___ Material supplied

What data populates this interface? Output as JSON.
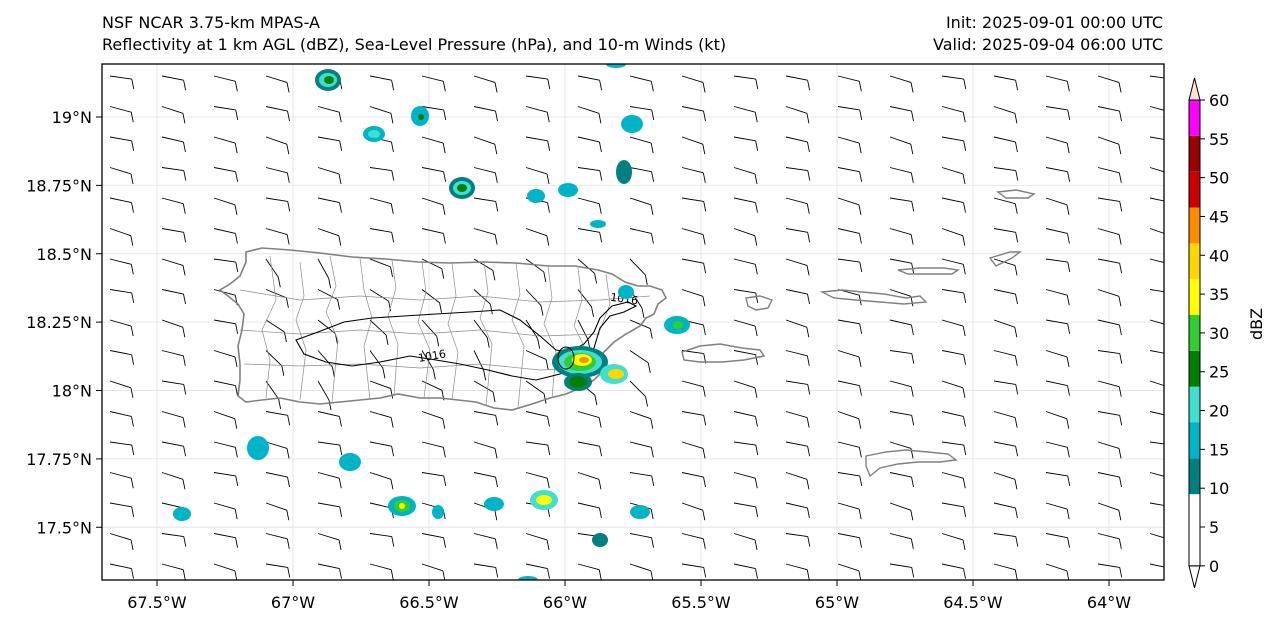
{
  "title": {
    "left_line1": "NSF NCAR 3.75-km MPAS-A",
    "left_line2": "Reflectivity at 1 km AGL (dBZ), Sea-Level Pressure (hPa), and 10-m Winds (kt)",
    "right_line1": "Init: 2025-09-01 00:00 UTC",
    "right_line2": "Valid: 2025-09-04 06:00 UTC"
  },
  "map": {
    "lon_range": [
      -67.7,
      -63.8
    ],
    "lat_range": [
      17.3,
      19.2
    ],
    "lon_ticks": [
      {
        "value": -67.5,
        "label": "67.5°W"
      },
      {
        "value": -67.0,
        "label": "67°W"
      },
      {
        "value": -66.5,
        "label": "66.5°W"
      },
      {
        "value": -66.0,
        "label": "66°W"
      },
      {
        "value": -65.5,
        "label": "65.5°W"
      },
      {
        "value": -65.0,
        "label": "65°W"
      },
      {
        "value": -64.5,
        "label": "64.5°W"
      },
      {
        "value": -64.0,
        "label": "64°W"
      }
    ],
    "lat_ticks": [
      {
        "value": 19.0,
        "label": "19°N"
      },
      {
        "value": 18.75,
        "label": "18.75°N"
      },
      {
        "value": 18.5,
        "label": "18.5°N"
      },
      {
        "value": 18.25,
        "label": "18.25°N"
      },
      {
        "value": 18.0,
        "label": "18°N"
      },
      {
        "value": 17.75,
        "label": "17.75°N"
      },
      {
        "value": 17.5,
        "label": "17.5°N"
      }
    ],
    "isobar_labels": [
      "1016",
      "1016"
    ],
    "coastline_color": "#808080",
    "grid": true
  },
  "colorbar": {
    "label": "dBZ",
    "levels": [
      {
        "value": "0",
        "color": "#ffffff"
      },
      {
        "value": "5",
        "color": "#008080"
      },
      {
        "value": "10",
        "color": "#00b4c8"
      },
      {
        "value": "15",
        "color": "#40e0d0"
      },
      {
        "value": "20",
        "color": "#008000"
      },
      {
        "value": "25",
        "color": "#32cd32"
      },
      {
        "value": "30",
        "color": "#ffff00"
      },
      {
        "value": "35",
        "color": "#ffd700"
      },
      {
        "value": "40",
        "color": "#ff8c00"
      },
      {
        "value": "45",
        "color": "#cc0000"
      },
      {
        "value": "50",
        "color": "#990000"
      },
      {
        "value": "55",
        "color": "#ff00ff"
      },
      {
        "value": "60",
        "color": "#ffe4d6"
      }
    ],
    "extend": "both"
  }
}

______

*Task instructions:* Output a faithful copy of the data, with each picture left out.

*The output:*
What data populates this interface? Output as JSON.
{
  "title": {
    "left_line1": "NSF NCAR 3.75-km MPAS-A",
    "left_line2": "Reflectivity at 1 km AGL (dBZ), Sea-Level Pressure (hPa), and 10-m Winds (kt)",
    "right_line1": "Init: 2025-09-01 00:00 UTC",
    "right_line2": "Valid: 2025-09-04 06:00 UTC"
  },
  "map": {
    "lon_range": [
      -67.7,
      -63.8
    ],
    "lat_range": [
      17.3,
      19.2
    ],
    "lon_ticks": [
      {
        "value": -67.5,
        "label": "67.5°W"
      },
      {
        "value": -67.0,
        "label": "67°W"
      },
      {
        "value": -66.5,
        "label": "66.5°W"
      },
      {
        "value": -66.0,
        "label": "66°W"
      },
      {
        "value": -65.5,
        "label": "65.5°W"
      },
      {
        "value": -65.0,
        "label": "65°W"
      },
      {
        "value": -64.5,
        "label": "64.5°W"
      },
      {
        "value": -64.0,
        "label": "64°W"
      }
    ],
    "lat_ticks": [
      {
        "value": 19.0,
        "label": "19°N"
      },
      {
        "value": 18.75,
        "label": "18.75°N"
      },
      {
        "value": 18.5,
        "label": "18.5°N"
      },
      {
        "value": 18.25,
        "label": "18.25°N"
      },
      {
        "value": 18.0,
        "label": "18°N"
      },
      {
        "value": 17.75,
        "label": "17.75°N"
      },
      {
        "value": 17.5,
        "label": "17.5°N"
      }
    ],
    "isobar_labels": [
      "1016",
      "1016"
    ],
    "coastline_color": "#808080",
    "grid": true
  },
  "colorbar": {
    "label": "dBZ",
    "levels": [
      {
        "value": "0",
        "color": "#ffffff"
      },
      {
        "value": "5",
        "color": "#008080"
      },
      {
        "value": "10",
        "color": "#00b4c8"
      },
      {
        "value": "15",
        "color": "#40e0d0"
      },
      {
        "value": "20",
        "color": "#008000"
      },
      {
        "value": "25",
        "color": "#32cd32"
      },
      {
        "value": "30",
        "color": "#ffff00"
      },
      {
        "value": "35",
        "color": "#ffd700"
      },
      {
        "value": "40",
        "color": "#ff8c00"
      },
      {
        "value": "45",
        "color": "#cc0000"
      },
      {
        "value": "50",
        "color": "#990000"
      },
      {
        "value": "55",
        "color": "#ff00ff"
      },
      {
        "value": "60",
        "color": "#ffe4d6"
      }
    ],
    "extend": "both"
  }
}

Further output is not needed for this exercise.